> [Requirements] Give the number of lines that include the string "data", nothing more.

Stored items
○ ○ ○ ○
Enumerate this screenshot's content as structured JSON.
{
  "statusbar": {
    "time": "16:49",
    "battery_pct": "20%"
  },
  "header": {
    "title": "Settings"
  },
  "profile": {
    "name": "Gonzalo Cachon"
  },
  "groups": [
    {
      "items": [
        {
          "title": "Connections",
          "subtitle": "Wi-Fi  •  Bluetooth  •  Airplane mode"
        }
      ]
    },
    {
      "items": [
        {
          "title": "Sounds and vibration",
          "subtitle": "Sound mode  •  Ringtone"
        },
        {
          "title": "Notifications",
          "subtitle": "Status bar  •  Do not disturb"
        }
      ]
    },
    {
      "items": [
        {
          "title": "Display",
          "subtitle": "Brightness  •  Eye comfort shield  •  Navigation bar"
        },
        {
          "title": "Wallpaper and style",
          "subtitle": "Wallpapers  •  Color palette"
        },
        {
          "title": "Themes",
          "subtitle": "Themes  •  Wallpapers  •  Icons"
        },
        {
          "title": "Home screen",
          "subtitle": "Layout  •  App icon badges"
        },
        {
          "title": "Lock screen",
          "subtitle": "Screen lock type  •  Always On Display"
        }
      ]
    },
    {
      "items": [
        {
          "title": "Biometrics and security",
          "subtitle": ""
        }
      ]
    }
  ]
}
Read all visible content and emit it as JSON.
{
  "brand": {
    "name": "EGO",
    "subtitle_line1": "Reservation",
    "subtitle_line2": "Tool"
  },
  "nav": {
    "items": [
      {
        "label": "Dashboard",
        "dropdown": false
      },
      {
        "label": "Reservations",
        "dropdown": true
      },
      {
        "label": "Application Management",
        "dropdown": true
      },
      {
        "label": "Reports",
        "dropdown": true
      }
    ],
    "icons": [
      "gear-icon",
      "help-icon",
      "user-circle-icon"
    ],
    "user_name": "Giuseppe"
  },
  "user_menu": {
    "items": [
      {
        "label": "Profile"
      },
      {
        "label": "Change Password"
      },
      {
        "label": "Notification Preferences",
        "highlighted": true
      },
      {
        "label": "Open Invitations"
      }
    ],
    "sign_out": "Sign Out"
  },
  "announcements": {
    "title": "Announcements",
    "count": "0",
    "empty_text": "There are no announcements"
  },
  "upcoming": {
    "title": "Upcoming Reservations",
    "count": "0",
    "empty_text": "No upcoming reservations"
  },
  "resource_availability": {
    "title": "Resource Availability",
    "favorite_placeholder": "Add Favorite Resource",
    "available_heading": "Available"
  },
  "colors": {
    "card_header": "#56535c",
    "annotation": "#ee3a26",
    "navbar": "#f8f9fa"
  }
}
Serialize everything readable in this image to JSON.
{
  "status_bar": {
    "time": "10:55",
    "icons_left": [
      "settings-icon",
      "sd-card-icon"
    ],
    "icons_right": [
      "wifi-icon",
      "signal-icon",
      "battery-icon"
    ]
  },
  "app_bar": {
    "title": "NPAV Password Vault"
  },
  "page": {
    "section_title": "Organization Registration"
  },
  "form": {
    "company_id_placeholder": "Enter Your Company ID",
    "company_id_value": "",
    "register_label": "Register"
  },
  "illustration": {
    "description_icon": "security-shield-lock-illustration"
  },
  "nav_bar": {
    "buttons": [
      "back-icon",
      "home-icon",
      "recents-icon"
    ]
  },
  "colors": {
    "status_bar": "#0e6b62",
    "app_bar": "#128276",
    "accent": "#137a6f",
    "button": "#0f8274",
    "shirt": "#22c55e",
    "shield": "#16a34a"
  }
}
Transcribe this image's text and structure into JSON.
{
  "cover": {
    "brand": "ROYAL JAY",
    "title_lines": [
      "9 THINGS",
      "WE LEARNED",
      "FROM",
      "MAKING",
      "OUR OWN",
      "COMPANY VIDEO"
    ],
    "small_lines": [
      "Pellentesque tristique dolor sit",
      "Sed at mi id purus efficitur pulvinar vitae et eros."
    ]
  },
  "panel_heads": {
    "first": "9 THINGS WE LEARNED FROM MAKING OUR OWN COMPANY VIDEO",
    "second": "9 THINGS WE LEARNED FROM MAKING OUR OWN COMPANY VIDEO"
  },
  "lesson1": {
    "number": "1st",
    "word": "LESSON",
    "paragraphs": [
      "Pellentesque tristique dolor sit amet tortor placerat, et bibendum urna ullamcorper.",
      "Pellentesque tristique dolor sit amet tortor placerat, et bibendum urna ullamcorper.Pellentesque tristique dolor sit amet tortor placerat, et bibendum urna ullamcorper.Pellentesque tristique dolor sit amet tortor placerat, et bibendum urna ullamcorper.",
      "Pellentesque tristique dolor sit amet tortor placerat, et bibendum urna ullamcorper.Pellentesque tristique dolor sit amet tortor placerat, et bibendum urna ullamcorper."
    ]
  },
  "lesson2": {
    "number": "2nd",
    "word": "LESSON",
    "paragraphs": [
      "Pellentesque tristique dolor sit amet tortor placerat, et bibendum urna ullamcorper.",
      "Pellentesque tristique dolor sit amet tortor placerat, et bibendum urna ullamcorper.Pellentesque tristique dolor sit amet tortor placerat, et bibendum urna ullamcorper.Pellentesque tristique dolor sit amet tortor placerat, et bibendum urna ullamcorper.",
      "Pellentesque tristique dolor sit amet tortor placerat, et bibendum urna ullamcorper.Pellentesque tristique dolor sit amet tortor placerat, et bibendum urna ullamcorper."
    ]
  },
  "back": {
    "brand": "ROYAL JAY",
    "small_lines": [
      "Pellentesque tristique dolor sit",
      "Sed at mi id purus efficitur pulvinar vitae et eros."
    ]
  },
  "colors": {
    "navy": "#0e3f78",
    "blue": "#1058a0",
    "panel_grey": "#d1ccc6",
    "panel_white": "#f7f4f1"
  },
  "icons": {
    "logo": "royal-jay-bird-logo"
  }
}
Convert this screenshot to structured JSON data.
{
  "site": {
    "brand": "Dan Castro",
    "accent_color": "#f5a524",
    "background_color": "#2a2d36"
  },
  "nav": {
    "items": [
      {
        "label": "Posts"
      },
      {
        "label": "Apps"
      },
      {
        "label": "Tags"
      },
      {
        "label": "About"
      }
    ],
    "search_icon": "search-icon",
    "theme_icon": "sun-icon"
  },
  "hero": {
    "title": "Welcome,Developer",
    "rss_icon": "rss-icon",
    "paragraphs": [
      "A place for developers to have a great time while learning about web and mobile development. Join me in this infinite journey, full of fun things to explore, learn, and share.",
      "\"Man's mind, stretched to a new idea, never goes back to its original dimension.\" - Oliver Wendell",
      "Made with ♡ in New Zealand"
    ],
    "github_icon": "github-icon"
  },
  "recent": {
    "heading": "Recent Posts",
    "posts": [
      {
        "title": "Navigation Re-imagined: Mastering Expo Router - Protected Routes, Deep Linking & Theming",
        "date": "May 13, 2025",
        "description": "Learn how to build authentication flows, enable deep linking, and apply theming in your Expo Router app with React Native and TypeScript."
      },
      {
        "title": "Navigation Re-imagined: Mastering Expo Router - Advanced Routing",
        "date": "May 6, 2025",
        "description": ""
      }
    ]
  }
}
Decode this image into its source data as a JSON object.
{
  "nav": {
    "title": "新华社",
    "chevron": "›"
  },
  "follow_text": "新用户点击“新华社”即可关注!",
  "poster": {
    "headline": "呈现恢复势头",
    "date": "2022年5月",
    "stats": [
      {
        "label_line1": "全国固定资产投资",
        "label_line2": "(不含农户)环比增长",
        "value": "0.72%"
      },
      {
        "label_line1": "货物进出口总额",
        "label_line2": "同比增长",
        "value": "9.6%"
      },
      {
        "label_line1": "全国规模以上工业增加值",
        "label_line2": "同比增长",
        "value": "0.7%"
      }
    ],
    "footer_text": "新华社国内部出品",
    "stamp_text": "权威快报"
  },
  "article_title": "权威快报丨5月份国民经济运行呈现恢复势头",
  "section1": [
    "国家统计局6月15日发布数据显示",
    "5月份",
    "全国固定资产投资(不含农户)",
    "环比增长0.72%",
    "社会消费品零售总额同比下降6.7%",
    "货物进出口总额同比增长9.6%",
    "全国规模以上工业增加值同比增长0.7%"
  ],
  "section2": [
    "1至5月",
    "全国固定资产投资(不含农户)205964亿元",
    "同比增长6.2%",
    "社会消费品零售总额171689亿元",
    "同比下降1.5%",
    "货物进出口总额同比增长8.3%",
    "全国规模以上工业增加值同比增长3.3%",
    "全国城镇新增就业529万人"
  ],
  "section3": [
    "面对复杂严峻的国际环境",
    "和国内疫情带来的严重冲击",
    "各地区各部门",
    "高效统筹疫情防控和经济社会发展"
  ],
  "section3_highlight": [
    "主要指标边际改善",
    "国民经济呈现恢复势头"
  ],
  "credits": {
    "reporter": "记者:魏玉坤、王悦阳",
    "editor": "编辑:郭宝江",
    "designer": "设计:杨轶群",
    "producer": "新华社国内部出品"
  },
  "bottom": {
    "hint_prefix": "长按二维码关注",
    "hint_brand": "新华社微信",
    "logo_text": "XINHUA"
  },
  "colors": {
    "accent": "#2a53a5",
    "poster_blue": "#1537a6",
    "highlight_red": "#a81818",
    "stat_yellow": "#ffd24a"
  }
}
○ ○ ○ ○
> [Solved problem] 2